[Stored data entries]
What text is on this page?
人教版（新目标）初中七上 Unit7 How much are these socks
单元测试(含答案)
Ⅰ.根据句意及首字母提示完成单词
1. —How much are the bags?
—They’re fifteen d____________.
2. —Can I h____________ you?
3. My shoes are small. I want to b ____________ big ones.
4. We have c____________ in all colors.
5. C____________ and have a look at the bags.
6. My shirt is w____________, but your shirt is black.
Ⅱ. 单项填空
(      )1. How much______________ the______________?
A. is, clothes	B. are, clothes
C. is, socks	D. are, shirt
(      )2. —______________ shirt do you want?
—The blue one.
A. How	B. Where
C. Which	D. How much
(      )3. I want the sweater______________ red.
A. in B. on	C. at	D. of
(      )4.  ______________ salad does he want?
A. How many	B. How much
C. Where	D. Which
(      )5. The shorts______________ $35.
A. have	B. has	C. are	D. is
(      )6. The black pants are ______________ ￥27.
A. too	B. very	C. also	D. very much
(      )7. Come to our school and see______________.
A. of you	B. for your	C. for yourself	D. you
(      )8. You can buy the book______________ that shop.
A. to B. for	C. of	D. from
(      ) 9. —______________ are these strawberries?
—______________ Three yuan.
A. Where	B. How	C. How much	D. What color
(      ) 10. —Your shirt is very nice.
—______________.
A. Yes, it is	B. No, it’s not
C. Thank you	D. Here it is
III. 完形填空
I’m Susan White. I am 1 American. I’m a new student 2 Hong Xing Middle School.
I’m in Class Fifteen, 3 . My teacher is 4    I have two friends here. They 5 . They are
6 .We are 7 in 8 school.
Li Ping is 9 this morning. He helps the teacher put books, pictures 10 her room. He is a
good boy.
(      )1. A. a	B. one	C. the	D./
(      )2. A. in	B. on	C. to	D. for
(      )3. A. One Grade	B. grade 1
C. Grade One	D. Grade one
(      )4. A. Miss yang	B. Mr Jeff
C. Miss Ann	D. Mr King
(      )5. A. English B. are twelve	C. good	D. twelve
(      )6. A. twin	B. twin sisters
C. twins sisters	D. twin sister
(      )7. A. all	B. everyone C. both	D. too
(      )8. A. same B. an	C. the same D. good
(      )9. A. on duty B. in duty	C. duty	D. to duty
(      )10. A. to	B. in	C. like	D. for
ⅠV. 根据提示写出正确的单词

==

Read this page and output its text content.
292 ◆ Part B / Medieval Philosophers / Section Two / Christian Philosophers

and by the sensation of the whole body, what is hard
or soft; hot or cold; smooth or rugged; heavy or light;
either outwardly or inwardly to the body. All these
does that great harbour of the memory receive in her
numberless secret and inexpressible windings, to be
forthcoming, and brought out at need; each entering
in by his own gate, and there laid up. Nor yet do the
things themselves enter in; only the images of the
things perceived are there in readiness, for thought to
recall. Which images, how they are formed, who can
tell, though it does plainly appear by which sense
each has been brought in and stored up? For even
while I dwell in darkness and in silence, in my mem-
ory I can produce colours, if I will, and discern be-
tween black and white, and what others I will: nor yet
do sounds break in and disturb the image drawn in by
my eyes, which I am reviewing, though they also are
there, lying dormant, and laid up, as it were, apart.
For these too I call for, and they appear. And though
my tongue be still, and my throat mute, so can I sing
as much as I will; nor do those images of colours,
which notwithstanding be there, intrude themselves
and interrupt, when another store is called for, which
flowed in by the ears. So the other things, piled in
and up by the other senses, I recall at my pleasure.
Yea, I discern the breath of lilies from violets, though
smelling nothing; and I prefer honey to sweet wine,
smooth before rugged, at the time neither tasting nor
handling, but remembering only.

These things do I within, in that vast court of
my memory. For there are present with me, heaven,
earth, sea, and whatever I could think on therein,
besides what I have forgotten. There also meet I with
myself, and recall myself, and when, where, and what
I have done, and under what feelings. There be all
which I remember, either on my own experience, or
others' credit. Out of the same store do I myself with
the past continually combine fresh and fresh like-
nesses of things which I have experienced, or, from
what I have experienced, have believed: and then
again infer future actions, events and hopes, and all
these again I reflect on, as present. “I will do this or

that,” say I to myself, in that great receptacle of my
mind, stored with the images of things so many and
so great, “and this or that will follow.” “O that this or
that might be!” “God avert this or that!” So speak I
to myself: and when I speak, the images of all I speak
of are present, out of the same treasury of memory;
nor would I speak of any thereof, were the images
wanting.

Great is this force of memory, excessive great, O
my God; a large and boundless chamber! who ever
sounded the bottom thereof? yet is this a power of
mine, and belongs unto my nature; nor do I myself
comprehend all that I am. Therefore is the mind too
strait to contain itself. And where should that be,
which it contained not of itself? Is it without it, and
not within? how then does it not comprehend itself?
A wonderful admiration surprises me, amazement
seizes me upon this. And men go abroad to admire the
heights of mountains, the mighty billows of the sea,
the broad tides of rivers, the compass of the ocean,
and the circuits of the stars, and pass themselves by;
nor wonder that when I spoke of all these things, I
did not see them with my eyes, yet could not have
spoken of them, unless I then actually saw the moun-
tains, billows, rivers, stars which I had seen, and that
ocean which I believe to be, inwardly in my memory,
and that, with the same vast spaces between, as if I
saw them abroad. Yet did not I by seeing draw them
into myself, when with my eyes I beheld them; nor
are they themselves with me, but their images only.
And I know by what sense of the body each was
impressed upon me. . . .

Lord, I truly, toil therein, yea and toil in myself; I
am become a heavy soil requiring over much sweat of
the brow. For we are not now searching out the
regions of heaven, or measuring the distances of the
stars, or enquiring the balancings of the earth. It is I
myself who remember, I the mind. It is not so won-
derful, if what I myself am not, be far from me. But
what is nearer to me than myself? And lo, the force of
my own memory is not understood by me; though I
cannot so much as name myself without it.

--

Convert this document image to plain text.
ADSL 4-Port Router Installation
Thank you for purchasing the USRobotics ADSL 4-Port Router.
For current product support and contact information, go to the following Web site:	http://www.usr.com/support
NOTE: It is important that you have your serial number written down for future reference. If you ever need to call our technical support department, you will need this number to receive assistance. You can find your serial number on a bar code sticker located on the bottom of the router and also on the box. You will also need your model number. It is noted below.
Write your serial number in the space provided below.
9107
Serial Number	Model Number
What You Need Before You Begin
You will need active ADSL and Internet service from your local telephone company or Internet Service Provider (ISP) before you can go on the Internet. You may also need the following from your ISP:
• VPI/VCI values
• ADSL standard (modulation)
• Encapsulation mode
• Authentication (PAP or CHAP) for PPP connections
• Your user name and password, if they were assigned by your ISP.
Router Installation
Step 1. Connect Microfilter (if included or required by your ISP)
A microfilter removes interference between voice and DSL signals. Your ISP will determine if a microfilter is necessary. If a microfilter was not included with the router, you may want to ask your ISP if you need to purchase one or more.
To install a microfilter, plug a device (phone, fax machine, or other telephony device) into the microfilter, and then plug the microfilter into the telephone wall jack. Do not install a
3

_Your instructions_. Please list every line of the records that contains "bags".

_Output of the task_.
1. —How much are the bags?
5. C____________ and have a look at the bags.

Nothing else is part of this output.